EXERCISE:
In your copy, leave out the pictures and repeat the entries below exactly.

MATERIAL FOR THIS TASK:

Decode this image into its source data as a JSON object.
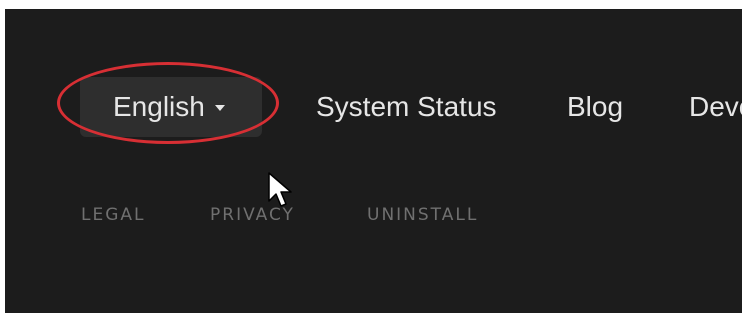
{
  "nav": {
    "language_selector": {
      "label": "English",
      "caret_icon": "caret-down-icon"
    },
    "links": [
      "System Status",
      "Blog",
      "Deve"
    ]
  },
  "footer": {
    "links": [
      "LEGAL",
      "PRIVACY",
      "UNINSTALL"
    ]
  },
  "annotation": {
    "color": "#d72f34",
    "shape": "ellipse"
  },
  "colors": {
    "background": "#1c1c1c",
    "button_bg": "#2e2e2e",
    "text": "#e6e6e6",
    "footer_text": "#707070"
  },
  "pointer_icon": "mouse-pointer-icon"
}
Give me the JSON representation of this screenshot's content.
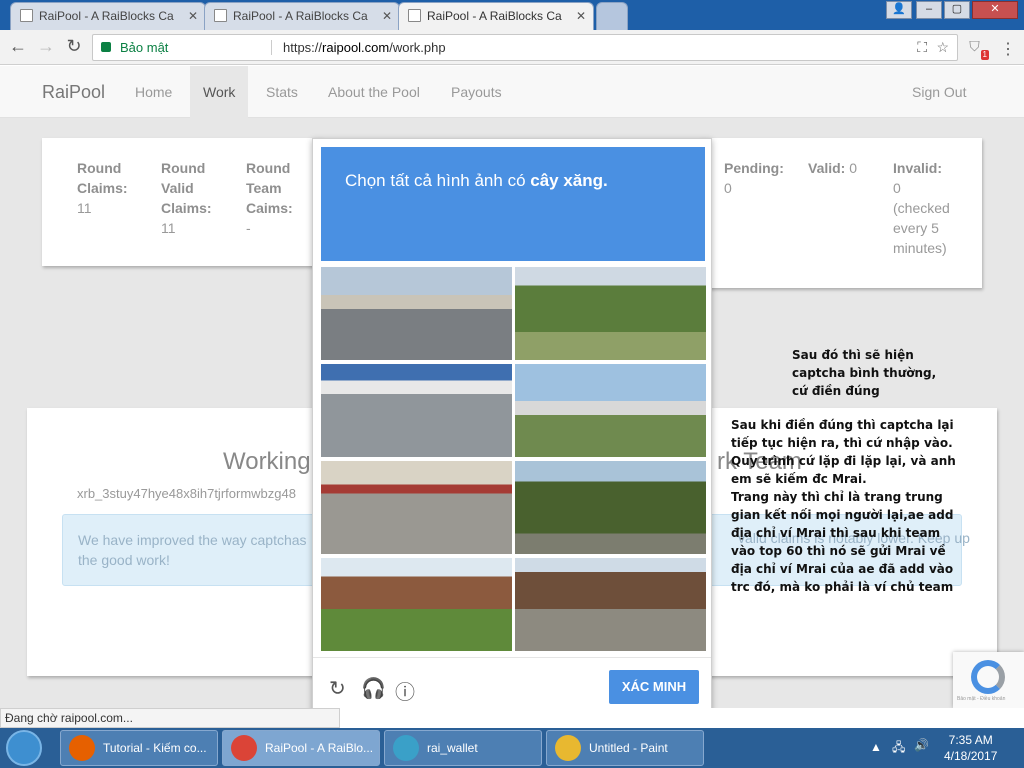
{
  "tabs": [
    {
      "title": "RaiPool - A RaiBlocks Ca"
    },
    {
      "title": "RaiPool - A RaiBlocks Ca"
    },
    {
      "title": "RaiPool - A RaiBlocks Ca"
    }
  ],
  "omnibox": {
    "secure_label": "Bảo mật",
    "url_scheme": "https://",
    "url_host": "raipool.com",
    "url_path": "/work.php",
    "ext_badge": "1"
  },
  "site": {
    "brand": "RaiPool",
    "nav": [
      "Home",
      "Work",
      "Stats",
      "About the Pool",
      "Payouts"
    ],
    "sign_out": "Sign Out"
  },
  "stats_left": [
    {
      "label": "Round Claims:",
      "value": "11"
    },
    {
      "label": "Round Valid Claims:",
      "value": "11"
    },
    {
      "label": "Round Team Caims:",
      "value": "-"
    }
  ],
  "stats_right": [
    {
      "label": "Pending:",
      "value": "0"
    },
    {
      "label": "Valid:",
      "value": "0"
    },
    {
      "label": "Invalid:",
      "value": "0",
      "note": "(checked every 5 minutes)"
    }
  ],
  "work": {
    "title_left": "Working",
    "title_right": "rk Team",
    "wallet": "xrb_3stuy47hye48x8ih7tjrformwbzg48",
    "alert_left": "We have improved the way captchas",
    "alert_left2": "the good work!",
    "alert_right": "valid claims is notably lower.  Keep up"
  },
  "captcha": {
    "prompt_pre": "Chọn tất cả hình ảnh có ",
    "prompt_target": "cây xăng.",
    "verify_label": "XÁC MINH",
    "reload_icon": "reload-icon",
    "audio_icon": "headphones-icon",
    "info_icon": "info-icon"
  },
  "recaptcha_badge_text": "Bảo mật - Điều khoản",
  "notes": {
    "note1": [
      "Sau đó thì sẽ hiện",
      "captcha bình thường,",
      "cứ điền đúng"
    ],
    "note2": [
      "Sau khi điền đúng thì captcha lại",
      "tiếp tục hiện ra, thì cứ nhập vào.",
      "Quy trình cứ lặp đi lặp lại, và anh",
      "em sẽ kiếm đc Mrai.",
      "Trang này thì chỉ là trang trung",
      "gian kết nối mọi người lại,ae add",
      "địa chỉ ví Mrai thì sau khi team",
      "vào top 60 thì nó sẽ gửi Mrai về",
      "địa chỉ ví Mrai của ae đã add vào",
      "trc đó, mà ko phải là ví chủ team"
    ]
  },
  "status_text": "Đang chờ raipool.com...",
  "taskbar": {
    "tasks": [
      {
        "label": "Tutorial - Kiếm co...",
        "color": "#e66000"
      },
      {
        "label": "RaiPool - A RaiBlo...",
        "color": "#db4437"
      },
      {
        "label": "rai_wallet",
        "color": "#3aa0c8"
      },
      {
        "label": "Untitled - Paint",
        "color": "#e8b830"
      }
    ],
    "time": "7:35 AM",
    "date": "4/18/2017"
  }
}
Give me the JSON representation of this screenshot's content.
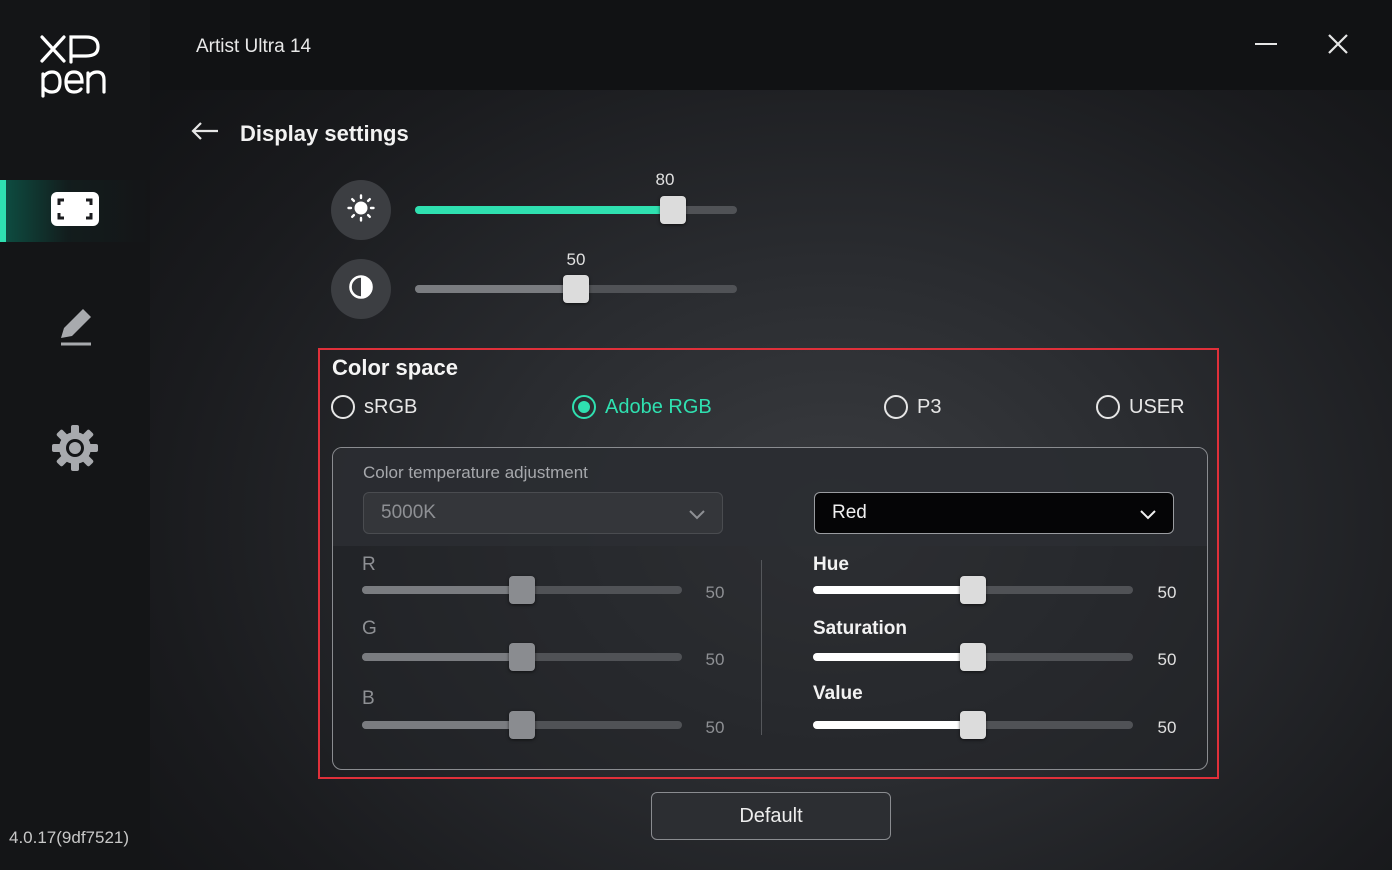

SOLUTION FOR THIS PROBLEM:
Decode this image into its source data as a JSON object.
{
  "nav": {
    "language_selector": {
      "label": "English",
      "caret_icon": "caret-down-icon"
    },
    "links": [
      "System Status",
      "Blog",
      "Deve"
    ]
  },
  "footer": {
    "links": [
      "LEGAL",
      "PRIVACY",
      "UNINSTALL"
    ]
  },
  "annotation": {
    "color": "#d72f34",
    "shape": "ellipse"
  },
  "colors": {
    "background": "#1c1c1c",
    "button_bg": "#2e2e2e",
    "text": "#e6e6e6",
    "footer_text": "#707070"
  },
  "pointer_icon": "mouse-pointer-icon"
}
Give me the JSON representation of this screenshot's content.
{
  "tabs": [
    {
      "title": "RaiPool - A RaiBlocks Ca"
    },
    {
      "title": "RaiPool - A RaiBlocks Ca"
    },
    {
      "title": "RaiPool - A RaiBlocks Ca"
    }
  ],
  "omnibox": {
    "secure_label": "Bảo mật",
    "url_scheme": "https://",
    "url_host": "raipool.com",
    "url_path": "/work.php",
    "ext_badge": "1"
  },
  "site": {
    "brand": "RaiPool",
    "nav": [
      "Home",
      "Work",
      "Stats",
      "About the Pool",
      "Payouts"
    ],
    "sign_out": "Sign Out"
  },
  "stats_left": [
    {
      "label": "Round Claims:",
      "value": "11"
    },
    {
      "label": "Round Valid Claims:",
      "value": "11"
    },
    {
      "label": "Round Team Caims:",
      "value": "-"
    }
  ],
  "stats_right": [
    {
      "label": "Pending:",
      "value": "0"
    },
    {
      "label": "Valid:",
      "value": "0"
    },
    {
      "label": "Invalid:",
      "value": "0",
      "note": "(checked every 5 minutes)"
    }
  ],
  "work": {
    "title_left": "Working",
    "title_right": "rk Team",
    "wallet": "xrb_3stuy47hye48x8ih7tjrformwbzg48",
    "alert_left": "We have improved the way captchas",
    "alert_left2": "the good work!",
    "alert_right": "valid claims is notably lower.  Keep up"
  },
  "captcha": {
    "prompt_pre": "Chọn tất cả hình ảnh có ",
    "prompt_target": "cây xăng.",
    "verify_label": "XÁC MINH",
    "reload_icon": "reload-icon",
    "audio_icon": "headphones-icon",
    "info_icon": "info-icon"
  },
  "recaptcha_badge_text": "Bảo mật - Điều khoản",
  "notes": {
    "note1": [
      "Sau đó thì sẽ hiện",
      "captcha bình thường,",
      "cứ điền đúng"
    ],
    "note2": [
      "Sau khi điền đúng thì captcha lại",
      "tiếp tục hiện ra, thì cứ nhập vào.",
      "Quy trình cứ lặp đi lặp lại, và anh",
      "em sẽ kiếm đc Mrai.",
      "Trang này thì chỉ là trang trung",
      "gian kết nối mọi người lại,ae add",
      "địa chỉ ví Mrai thì sau khi team",
      "vào top 60 thì nó sẽ gửi Mrai về",
      "địa chỉ ví Mrai của ae đã add vào",
      "trc đó, mà ko phải là ví chủ team"
    ]
  },
  "status_text": "Đang chờ raipool.com...",
  "taskbar": {
    "tasks": [
      {
        "label": "Tutorial - Kiếm co...",
        "color": "#e66000"
      },
      {
        "label": "RaiPool - A RaiBlo...",
        "color": "#db4437"
      },
      {
        "label": "rai_wallet",
        "color": "#3aa0c8"
      },
      {
        "label": "Untitled - Paint",
        "color": "#e8b830"
      }
    ],
    "time": "7:35 AM",
    "date": "4/18/2017"
  }
}
Give me the JSON representation of this screenshot's content.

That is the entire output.